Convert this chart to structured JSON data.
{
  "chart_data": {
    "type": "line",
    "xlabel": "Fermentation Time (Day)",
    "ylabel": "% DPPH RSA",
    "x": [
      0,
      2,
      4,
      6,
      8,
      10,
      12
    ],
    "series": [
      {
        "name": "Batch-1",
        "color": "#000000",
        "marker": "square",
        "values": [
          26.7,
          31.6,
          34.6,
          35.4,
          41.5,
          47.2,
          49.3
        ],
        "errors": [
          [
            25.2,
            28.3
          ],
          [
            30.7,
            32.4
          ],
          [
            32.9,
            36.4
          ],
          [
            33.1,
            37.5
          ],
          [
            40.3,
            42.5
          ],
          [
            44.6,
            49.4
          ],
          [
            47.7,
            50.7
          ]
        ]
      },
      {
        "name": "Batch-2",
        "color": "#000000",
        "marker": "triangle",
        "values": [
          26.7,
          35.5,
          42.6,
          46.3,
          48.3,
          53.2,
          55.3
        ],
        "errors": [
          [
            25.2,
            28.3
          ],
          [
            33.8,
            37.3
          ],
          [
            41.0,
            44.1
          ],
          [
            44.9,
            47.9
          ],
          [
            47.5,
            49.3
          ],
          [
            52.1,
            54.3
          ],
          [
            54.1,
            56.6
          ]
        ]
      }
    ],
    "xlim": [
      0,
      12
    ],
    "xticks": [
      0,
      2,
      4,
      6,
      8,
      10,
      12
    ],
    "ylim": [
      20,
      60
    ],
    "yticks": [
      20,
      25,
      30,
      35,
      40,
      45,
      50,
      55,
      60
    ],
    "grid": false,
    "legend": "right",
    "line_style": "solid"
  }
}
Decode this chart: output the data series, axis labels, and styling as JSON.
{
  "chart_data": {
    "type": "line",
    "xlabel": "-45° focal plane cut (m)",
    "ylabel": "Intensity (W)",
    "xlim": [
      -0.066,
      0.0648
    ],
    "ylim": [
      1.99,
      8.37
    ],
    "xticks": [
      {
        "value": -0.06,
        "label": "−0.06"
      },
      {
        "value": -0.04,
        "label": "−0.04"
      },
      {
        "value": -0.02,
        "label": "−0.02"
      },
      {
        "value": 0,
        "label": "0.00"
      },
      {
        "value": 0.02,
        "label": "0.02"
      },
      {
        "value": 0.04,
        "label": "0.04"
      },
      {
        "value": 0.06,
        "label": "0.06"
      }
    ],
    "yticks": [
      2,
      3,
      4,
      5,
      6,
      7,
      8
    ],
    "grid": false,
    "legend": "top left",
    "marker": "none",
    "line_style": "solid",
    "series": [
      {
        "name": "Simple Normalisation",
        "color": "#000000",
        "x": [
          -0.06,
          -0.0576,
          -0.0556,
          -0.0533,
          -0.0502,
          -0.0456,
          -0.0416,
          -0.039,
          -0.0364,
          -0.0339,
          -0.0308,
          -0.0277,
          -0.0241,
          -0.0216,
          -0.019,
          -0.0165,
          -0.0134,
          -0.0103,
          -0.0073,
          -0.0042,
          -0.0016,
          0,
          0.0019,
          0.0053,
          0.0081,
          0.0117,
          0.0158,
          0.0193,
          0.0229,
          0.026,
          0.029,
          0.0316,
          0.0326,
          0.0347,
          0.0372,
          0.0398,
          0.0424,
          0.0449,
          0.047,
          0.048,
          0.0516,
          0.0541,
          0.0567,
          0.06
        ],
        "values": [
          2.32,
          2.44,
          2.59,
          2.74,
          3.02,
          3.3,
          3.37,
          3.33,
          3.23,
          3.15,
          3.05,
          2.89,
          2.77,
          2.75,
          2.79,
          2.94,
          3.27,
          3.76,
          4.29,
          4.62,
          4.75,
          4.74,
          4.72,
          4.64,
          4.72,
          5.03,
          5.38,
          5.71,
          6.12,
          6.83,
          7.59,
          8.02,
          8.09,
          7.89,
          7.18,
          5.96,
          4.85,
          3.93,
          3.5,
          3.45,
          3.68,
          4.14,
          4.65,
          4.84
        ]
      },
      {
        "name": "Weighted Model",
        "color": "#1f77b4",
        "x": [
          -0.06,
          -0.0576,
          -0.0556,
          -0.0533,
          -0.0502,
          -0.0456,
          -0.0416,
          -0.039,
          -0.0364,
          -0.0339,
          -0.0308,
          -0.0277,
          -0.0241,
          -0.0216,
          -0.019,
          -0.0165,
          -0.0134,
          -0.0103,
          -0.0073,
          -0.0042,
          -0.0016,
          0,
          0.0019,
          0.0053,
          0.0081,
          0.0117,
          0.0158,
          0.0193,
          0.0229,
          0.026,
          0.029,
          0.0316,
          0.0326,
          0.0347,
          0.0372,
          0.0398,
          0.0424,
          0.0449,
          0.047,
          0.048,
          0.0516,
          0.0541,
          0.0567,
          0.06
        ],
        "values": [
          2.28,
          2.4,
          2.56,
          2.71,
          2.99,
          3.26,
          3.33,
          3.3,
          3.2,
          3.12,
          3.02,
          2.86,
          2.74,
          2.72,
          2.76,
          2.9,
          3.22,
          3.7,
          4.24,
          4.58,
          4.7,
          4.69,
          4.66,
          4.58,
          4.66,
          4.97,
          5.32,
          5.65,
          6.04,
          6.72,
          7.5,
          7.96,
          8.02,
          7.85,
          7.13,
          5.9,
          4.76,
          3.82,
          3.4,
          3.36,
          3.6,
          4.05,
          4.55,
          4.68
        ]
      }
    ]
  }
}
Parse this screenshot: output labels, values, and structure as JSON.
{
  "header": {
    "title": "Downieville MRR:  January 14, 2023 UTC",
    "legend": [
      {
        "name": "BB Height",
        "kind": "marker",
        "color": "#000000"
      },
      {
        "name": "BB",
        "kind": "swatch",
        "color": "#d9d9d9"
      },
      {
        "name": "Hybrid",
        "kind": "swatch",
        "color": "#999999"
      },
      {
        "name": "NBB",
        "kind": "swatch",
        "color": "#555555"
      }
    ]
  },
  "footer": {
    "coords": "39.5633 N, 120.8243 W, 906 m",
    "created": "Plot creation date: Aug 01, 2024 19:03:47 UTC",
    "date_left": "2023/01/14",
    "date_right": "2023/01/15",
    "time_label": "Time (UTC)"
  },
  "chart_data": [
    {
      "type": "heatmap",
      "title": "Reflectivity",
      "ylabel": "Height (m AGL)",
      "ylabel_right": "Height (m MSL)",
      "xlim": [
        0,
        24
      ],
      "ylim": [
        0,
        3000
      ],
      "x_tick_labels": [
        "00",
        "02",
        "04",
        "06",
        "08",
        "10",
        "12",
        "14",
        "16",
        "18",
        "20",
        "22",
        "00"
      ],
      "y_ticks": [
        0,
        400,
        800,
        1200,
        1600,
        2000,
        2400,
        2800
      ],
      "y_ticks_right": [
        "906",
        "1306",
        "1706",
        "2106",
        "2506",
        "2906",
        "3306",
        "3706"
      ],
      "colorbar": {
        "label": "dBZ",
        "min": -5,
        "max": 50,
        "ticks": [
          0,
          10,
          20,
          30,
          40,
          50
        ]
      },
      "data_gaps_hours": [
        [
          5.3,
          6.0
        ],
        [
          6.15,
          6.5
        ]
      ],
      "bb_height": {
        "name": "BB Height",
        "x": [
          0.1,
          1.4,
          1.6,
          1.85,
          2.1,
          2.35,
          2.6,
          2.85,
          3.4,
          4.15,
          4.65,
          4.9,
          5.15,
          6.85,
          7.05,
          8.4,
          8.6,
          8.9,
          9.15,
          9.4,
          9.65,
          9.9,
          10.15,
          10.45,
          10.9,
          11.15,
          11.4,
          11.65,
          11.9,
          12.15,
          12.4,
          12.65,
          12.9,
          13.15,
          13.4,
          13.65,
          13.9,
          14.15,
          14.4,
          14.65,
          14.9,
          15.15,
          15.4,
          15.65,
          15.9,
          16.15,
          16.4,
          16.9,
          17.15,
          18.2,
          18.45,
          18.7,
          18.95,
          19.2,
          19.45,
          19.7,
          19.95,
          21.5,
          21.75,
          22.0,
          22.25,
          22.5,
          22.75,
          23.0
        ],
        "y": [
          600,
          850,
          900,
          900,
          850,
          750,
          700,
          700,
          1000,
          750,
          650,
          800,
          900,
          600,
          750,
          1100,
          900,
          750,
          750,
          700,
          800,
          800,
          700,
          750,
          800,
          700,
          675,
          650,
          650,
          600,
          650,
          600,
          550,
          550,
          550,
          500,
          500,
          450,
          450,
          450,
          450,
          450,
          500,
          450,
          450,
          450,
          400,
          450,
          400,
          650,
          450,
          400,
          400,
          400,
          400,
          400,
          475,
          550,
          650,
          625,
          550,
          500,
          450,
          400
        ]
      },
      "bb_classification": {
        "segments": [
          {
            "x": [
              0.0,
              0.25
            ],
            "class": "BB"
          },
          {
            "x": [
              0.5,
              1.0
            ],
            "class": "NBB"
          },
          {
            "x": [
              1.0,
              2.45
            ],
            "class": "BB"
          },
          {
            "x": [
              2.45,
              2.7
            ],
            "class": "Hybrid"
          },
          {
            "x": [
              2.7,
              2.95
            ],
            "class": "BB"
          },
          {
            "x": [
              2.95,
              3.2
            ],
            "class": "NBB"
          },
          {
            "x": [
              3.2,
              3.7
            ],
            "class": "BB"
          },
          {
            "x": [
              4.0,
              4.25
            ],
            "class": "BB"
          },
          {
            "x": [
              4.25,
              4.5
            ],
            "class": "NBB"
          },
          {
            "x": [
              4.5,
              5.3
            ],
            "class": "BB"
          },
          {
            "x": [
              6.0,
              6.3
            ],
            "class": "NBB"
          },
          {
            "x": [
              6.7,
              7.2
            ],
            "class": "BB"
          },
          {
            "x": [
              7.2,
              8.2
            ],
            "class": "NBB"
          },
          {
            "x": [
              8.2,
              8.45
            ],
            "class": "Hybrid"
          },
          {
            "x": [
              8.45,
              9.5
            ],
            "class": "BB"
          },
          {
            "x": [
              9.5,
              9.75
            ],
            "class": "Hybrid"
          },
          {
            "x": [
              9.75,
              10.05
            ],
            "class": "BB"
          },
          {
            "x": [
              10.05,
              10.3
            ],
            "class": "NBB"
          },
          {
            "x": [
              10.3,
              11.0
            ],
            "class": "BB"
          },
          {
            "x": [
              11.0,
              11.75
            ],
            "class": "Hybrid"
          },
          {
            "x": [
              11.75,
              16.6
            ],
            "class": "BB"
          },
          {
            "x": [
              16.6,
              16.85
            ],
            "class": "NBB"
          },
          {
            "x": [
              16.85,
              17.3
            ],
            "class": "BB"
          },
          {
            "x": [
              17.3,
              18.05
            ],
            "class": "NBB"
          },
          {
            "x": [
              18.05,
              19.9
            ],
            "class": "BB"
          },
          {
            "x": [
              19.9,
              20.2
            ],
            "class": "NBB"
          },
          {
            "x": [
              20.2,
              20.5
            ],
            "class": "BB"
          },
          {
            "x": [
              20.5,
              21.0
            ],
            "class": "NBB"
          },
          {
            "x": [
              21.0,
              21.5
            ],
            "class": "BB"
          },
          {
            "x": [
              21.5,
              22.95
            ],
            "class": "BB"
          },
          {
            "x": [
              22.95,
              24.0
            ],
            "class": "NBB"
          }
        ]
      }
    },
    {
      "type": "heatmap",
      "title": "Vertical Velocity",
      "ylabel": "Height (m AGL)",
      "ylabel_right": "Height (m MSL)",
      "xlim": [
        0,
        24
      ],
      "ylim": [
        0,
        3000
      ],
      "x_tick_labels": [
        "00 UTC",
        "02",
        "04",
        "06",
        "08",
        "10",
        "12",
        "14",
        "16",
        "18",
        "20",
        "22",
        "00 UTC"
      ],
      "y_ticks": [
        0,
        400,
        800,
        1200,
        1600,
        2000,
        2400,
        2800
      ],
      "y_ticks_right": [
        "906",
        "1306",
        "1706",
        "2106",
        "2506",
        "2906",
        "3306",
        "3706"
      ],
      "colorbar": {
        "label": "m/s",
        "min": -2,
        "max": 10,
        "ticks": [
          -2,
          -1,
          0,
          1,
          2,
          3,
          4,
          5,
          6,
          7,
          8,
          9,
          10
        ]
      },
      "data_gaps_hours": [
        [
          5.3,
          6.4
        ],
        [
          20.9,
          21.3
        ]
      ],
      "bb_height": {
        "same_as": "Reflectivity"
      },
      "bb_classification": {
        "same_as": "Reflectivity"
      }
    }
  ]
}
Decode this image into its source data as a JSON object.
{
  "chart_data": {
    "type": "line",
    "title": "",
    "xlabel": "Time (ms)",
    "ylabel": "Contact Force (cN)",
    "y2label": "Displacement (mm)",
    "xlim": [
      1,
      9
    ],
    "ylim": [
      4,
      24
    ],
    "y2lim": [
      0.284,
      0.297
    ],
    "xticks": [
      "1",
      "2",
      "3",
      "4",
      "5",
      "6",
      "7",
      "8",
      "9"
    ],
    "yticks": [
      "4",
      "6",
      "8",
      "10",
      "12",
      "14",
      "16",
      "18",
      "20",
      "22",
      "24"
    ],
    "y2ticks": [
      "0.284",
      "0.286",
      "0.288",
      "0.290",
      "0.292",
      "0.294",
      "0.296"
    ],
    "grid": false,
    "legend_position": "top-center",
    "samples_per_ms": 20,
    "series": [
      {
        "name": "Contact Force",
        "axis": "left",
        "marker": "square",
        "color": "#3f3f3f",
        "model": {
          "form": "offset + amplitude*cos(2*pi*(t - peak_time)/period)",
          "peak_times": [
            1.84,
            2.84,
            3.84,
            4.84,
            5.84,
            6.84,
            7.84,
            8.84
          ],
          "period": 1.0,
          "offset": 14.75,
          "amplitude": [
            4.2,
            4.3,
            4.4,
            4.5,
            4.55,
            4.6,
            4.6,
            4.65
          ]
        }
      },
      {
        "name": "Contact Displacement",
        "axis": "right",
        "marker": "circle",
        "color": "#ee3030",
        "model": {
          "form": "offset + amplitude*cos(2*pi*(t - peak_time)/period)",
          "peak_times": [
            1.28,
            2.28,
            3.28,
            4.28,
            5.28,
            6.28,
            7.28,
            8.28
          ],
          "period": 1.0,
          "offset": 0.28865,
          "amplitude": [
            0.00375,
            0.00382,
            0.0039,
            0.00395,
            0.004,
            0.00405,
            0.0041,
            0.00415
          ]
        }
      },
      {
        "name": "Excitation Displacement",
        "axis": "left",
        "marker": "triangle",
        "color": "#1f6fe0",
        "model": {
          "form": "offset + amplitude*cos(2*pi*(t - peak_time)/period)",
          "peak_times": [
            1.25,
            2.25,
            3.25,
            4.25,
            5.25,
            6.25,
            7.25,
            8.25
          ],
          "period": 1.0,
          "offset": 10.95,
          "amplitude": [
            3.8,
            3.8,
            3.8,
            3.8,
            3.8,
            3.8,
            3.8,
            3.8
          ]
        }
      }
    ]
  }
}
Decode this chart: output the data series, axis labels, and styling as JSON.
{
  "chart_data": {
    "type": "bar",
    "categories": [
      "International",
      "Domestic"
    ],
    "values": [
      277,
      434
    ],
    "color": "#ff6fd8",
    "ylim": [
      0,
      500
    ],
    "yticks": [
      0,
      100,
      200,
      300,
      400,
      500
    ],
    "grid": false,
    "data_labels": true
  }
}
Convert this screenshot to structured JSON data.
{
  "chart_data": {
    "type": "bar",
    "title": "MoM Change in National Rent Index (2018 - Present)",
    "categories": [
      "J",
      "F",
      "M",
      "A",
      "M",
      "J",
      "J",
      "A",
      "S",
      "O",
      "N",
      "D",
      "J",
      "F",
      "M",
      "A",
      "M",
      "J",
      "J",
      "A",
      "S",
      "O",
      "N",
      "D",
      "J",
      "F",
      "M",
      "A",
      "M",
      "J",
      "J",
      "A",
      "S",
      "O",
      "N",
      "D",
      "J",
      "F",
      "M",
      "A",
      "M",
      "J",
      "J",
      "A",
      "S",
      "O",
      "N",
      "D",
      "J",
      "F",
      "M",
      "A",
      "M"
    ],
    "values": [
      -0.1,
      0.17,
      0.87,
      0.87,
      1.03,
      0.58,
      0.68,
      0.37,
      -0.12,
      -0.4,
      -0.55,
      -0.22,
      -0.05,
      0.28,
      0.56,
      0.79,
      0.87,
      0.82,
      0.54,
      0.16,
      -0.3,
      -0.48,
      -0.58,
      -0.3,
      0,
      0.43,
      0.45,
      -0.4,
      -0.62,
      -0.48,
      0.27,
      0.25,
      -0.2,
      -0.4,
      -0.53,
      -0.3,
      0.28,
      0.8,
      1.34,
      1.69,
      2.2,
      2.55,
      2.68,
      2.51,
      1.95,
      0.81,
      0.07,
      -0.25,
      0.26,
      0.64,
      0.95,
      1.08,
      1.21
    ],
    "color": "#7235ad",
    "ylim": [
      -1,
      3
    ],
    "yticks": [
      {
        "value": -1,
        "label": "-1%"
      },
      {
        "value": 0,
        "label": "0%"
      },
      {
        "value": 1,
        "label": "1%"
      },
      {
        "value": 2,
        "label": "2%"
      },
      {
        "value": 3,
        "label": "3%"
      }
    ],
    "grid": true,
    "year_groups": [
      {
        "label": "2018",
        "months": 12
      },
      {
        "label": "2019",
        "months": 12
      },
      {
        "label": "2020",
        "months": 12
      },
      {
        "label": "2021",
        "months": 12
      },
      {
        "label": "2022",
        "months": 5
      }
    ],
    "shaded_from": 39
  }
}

==================================================

Work out the number of lines above that include the string "screenshot" and write only that number.

- Output for this exercise
2